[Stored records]
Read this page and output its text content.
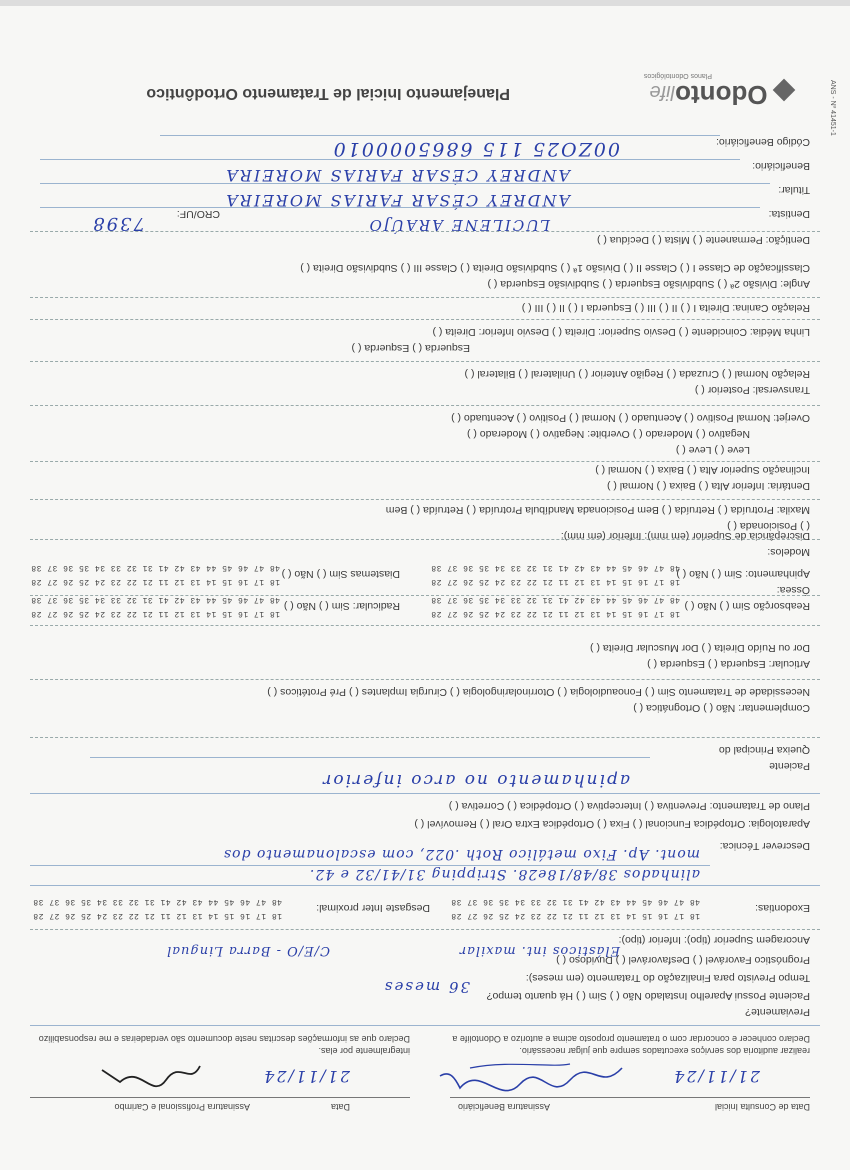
Odontolife
Planos Odontológicos
ANS - Nº 41451-1
Planejamento Inicial de Tratamento Ortodôntico
Código Beneficiário:
00ZO25 115 6865000010
Beneficiário:
ANDREY CÉSAR FARIAS MOREIRA
Titular:
ANDREY CÉSAR FARIAS MOREIRA
Dentista:
LUCILENE ARAÚJO
CRO/UF:
7398
Dentição: Permanente ( ) Mista ( ) Decídua ( )
Classificação de Classe I ( ) Classe II ( ) Divisão 1ª ( ) Subdivisão Direita ( ) Classe III ( ) Subdivisão Direita ( )
Angle: Divisão 2ª ( ) Subdivisão Esquerda ( ) Subdivisão Esquerda ( )
Relação Canina: Direita I ( ) II ( ) III ( ) Esquerda I ( ) II ( ) III ( )
Linha Média: Coincidente ( ) Desvio Superior: Direita ( ) Desvio Inferior: Direita ( )
Esquerda ( ) Esquerda ( )
Relação Normal ( ) Cruzada ( ) Região Anterior ( ) Unilateral ( ) Bilateral ( )
Transversal: Posterior ( )
Overjet: Normal Positivo ( ) Acentuado ( ) Normal ( ) Positivo ( ) Acentuado ( )
Negativo ( ) Moderado ( ) Overbite: Negativo ( ) Moderado ( )
Leve ( ) Leve ( )
Inclinação Superior Alta ( ) Baixa ( ) Normal ( )
Dentária: Inferior Alta ( ) Baixa ( ) Normal ( )
Maxila: Protruída ( ) Retruída ( ) Bem Posicionada Mandíbula Protruída ( ) Retruída ( ) Bem
( ) Posicionada ( )
Apinhamento: Sim ( ) Não ( )
18 17 16 15 14 13 12 11 21 22 23 24 25 26 27 28
48 47 46 45 44 43 42 41 31 32 33 34 35 36 37 38
Diastemas Sim ( ) Não ( )
18 17 16 15 14 13 12 11 21 22 23 24 25 26 27 28
48 47 46 45 44 43 42 41 31 32 33 34 35 36 37 38
Reabsorção Sim ( ) Não ( )
Óssea:
18 17 16 15 14 13 12 11 21 22 23 24 25 26 27 28
48 47 46 45 44 43 42 41 31 32 33 34 35 36 37 38
Radicular: Sim ( ) Não ( )
18 17 16 15 14 13 12 11 21 22 23 24 25 26 27 28
48 47 46 45 44 43 42 41 31 32 33 34 35 36 37 38
Discrepância de Superior (em mm): Inferior (em mm):
Modelos:
Dor ou Ruído Direita ( ) Dor Muscular Direita ( )
Articular: Esquerda ( ) Esquerda ( )
Necessidade de Tratamento Sim ( ) Fonoaudiologia ( ) Otorrinolaringologia ( ) Cirurgia Implantes ( ) Pré Protéticos ( )
Complementar: Não ( ) Ortognática ( )
Queixa Principal do
Paciente
apinhamento no arco inferior
Plano de Tratamento: Preventiva ( ) Interceptiva ( ) Ortopédica ( ) Corretiva ( )
Aparatologia: Ortopédica Funcional ( ) Fixa ( ) Ortopédica Extra Oral ( ) Removível ( )
Descrever Técnica:
mont. Ap. Fixo metálico Roth .022, com escalonamento dos
alinhados 38/48/18e28. Stripping 31/41/32 e 42.
Exodontias:
18 17 16 15 14 13 12 11 21 22 23 24 25 26 27 28
48 47 46 45 44 43 42 41 31 32 33 34 35 36 37 38
Desgaste Inter proximal:
18 17 16 15 14 13 12 11 21 22 23 24 25 26 27 28
48 47 46 45 44 43 42 41 31 32 33 34 35 36 37 38
Ancoragem Superior (tipo): Inferior (tipo):
Elásticos int. maxilar
C/E/O - Barra Lingual
Prognóstico Favorável ( ) Desfavorável ( ) Duvidoso ( )
Tempo Previsto para Finalização do Tratamento (em meses):
36 meses Paciente Possui Aparelho Instalado Não ( ) Sim ( ) Há quanto tempo?
Previamente?
Declaro conhecer e concordar com o tratamento proposto acima e autorizo a Odontolife a
realizar auditoria dos serviços executados sempre que julgar necessário.
Declaro que as informações descritas neste documento são verdadeiras e me responsabilizo
integralmente por elas.
21/11/24
21/11/24
Data de Consulta Inicial
Assinatura Beneficiário
Data
Assinatura Profissional e Carimbo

What needs to be done: Copy, from the material, each line that holds the string "Posicionada".

Written solution:
Maxila: Protruída ( ) Retruída ( ) Bem Posicionada Mandíbula Protruída ( ) Retruída ( ) Bem
( ) Posicionada ( )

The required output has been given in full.